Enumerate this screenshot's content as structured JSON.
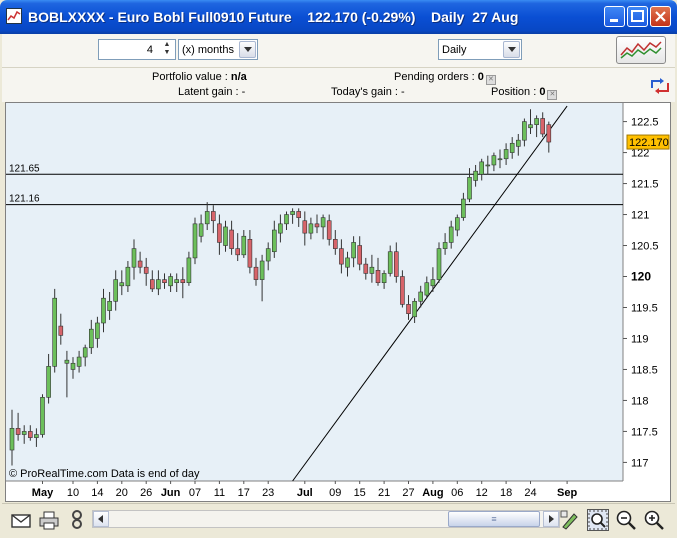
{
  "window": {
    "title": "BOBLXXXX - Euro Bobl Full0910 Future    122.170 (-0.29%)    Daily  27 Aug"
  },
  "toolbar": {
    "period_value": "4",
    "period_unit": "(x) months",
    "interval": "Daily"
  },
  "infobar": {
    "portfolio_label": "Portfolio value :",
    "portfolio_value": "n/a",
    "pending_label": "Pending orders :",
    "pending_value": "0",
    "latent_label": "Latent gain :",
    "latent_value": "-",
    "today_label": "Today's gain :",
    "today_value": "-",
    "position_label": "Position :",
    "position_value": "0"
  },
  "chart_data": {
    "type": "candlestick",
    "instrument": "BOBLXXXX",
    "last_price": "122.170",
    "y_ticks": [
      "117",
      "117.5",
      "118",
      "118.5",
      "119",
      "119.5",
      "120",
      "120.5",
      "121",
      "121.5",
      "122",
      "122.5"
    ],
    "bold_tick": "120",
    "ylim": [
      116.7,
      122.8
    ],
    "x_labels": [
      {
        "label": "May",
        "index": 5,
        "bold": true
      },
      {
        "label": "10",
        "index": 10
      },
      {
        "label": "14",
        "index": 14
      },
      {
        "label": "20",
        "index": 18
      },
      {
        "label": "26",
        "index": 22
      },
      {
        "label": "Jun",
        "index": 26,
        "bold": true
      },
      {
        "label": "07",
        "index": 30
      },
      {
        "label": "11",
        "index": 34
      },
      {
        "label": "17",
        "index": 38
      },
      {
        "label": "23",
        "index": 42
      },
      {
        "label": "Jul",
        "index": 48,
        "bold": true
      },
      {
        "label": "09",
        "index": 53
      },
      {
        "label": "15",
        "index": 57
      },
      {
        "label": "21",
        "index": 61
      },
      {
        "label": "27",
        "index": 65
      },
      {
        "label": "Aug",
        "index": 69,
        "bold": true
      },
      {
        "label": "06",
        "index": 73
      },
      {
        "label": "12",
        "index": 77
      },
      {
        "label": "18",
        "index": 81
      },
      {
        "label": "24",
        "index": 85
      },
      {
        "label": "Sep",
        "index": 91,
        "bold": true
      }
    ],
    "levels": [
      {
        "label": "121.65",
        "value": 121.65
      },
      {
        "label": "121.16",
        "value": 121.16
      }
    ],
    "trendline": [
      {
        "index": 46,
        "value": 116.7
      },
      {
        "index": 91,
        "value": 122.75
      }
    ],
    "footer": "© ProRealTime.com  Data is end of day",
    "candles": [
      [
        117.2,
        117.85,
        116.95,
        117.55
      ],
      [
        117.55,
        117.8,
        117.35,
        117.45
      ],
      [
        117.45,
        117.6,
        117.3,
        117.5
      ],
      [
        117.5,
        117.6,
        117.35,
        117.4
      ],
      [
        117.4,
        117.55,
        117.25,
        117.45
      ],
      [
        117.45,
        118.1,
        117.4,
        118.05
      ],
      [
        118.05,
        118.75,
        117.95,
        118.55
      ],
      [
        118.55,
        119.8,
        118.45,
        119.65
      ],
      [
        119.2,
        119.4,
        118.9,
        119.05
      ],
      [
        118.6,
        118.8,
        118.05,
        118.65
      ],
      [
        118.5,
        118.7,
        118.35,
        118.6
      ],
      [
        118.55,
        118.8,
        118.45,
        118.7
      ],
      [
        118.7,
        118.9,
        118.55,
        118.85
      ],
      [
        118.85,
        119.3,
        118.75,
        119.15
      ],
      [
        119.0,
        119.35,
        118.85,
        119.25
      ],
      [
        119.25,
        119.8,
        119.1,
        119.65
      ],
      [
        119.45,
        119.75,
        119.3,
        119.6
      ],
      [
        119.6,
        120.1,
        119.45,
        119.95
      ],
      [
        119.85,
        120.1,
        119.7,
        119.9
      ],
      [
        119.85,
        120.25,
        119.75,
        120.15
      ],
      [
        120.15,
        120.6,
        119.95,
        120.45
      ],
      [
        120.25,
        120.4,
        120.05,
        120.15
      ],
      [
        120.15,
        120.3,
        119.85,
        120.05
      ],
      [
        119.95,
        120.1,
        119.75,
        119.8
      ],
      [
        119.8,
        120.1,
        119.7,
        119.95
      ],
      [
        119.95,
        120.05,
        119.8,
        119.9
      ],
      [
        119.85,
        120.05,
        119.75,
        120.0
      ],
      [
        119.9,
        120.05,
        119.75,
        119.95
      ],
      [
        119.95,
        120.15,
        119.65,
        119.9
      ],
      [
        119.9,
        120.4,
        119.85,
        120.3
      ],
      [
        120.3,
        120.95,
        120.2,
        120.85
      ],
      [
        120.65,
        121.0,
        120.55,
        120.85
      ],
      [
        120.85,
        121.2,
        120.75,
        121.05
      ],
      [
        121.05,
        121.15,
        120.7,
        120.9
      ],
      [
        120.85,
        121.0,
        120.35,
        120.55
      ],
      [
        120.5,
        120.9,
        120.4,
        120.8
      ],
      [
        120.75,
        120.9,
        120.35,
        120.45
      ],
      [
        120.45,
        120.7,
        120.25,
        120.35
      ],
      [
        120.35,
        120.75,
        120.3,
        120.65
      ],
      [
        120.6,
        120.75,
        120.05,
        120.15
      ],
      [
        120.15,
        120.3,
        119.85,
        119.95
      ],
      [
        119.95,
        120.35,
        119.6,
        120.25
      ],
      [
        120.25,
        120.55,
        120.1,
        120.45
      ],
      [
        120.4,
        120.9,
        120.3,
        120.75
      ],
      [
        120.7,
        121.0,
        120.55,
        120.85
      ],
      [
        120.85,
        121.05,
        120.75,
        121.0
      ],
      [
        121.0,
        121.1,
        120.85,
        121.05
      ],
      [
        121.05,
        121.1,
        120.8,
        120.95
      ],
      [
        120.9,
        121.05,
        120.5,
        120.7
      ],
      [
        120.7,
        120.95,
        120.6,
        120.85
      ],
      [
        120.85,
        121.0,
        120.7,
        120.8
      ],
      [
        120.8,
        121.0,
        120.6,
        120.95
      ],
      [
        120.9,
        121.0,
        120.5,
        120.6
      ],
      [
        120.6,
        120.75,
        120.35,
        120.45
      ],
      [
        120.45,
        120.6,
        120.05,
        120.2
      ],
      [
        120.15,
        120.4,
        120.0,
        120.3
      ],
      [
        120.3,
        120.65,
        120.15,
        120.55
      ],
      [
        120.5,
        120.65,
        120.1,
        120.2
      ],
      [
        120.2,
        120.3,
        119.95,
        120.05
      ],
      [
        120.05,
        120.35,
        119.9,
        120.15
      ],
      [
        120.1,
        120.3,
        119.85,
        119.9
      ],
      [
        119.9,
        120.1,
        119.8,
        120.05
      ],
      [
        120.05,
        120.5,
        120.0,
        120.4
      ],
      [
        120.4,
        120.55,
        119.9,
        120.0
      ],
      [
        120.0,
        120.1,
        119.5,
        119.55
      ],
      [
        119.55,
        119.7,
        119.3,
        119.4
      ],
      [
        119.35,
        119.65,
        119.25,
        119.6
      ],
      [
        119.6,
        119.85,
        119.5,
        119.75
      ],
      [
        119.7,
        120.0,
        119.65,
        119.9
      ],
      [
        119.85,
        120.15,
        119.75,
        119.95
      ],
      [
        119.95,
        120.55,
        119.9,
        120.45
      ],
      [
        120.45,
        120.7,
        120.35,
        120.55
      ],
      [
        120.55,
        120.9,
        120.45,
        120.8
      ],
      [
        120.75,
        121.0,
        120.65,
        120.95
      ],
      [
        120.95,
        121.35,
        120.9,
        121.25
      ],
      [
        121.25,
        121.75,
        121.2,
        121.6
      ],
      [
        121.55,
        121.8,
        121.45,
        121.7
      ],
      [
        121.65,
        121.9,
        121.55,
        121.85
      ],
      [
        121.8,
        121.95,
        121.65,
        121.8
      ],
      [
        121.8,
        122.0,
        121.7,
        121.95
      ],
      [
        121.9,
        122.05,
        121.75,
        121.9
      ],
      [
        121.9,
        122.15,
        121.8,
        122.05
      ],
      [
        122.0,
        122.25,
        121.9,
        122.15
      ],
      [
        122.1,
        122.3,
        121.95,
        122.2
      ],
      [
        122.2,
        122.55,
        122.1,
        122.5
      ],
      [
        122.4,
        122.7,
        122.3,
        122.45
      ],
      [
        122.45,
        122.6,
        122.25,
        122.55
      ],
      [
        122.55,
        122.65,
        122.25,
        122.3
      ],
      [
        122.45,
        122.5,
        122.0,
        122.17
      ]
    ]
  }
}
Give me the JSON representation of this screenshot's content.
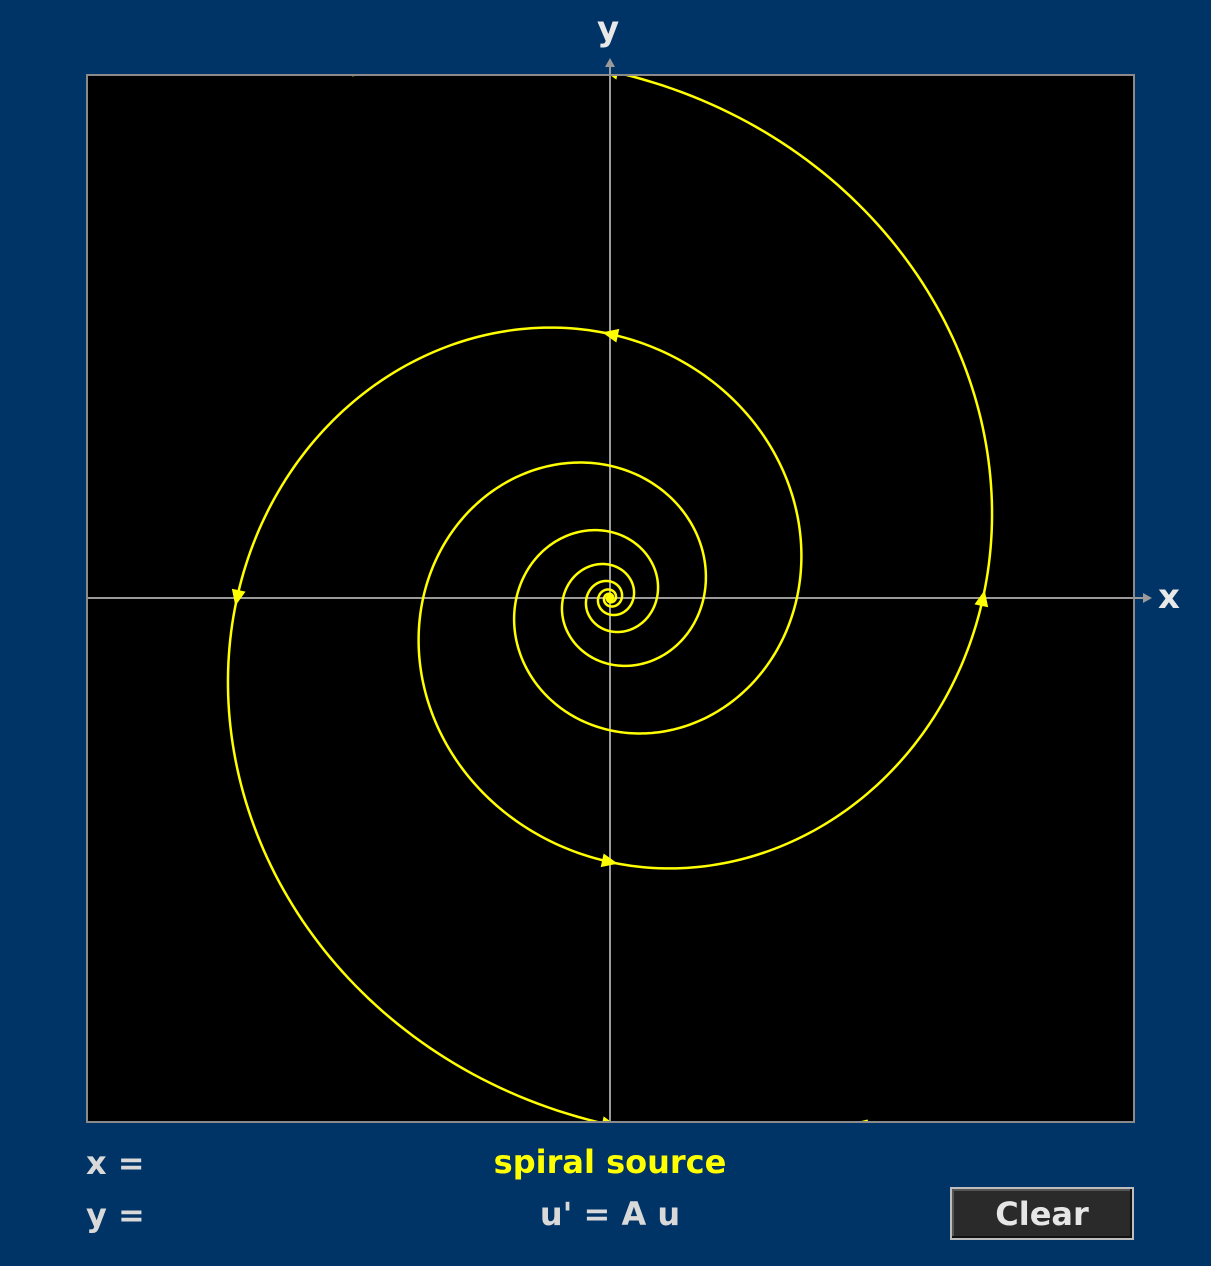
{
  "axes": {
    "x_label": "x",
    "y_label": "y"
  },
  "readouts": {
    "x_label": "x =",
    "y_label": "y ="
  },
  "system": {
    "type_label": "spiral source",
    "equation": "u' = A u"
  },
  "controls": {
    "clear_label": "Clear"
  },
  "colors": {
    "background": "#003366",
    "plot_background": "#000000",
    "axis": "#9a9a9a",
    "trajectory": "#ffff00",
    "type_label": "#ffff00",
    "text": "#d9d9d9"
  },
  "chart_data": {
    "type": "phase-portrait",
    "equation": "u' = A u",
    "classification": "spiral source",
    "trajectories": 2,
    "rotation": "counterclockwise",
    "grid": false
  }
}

----

» WHAT IS ASKED: Everything from the line containing "Give me the" through the last line of the entries is to be output exactly as written, minus any pictures.

» COMPLETED TASK:
Give me the JSON representation of this screenshot's content.
{
  "axes": {
    "x_label": "x",
    "y_label": "y"
  },
  "readouts": {
    "x_label": "x =",
    "y_label": "y ="
  },
  "system": {
    "type_label": "spiral source",
    "equation": "u' = A u"
  },
  "controls": {
    "clear_label": "Clear"
  },
  "colors": {
    "background": "#003366",
    "plot_background": "#000000",
    "axis": "#9a9a9a",
    "trajectory": "#ffff00",
    "type_label": "#ffff00",
    "text": "#d9d9d9"
  },
  "chart_data": {
    "type": "phase-portrait",
    "equation": "u' = A u",
    "classification": "spiral source",
    "trajectories": 2,
    "rotation": "counterclockwise",
    "grid": false
  }
}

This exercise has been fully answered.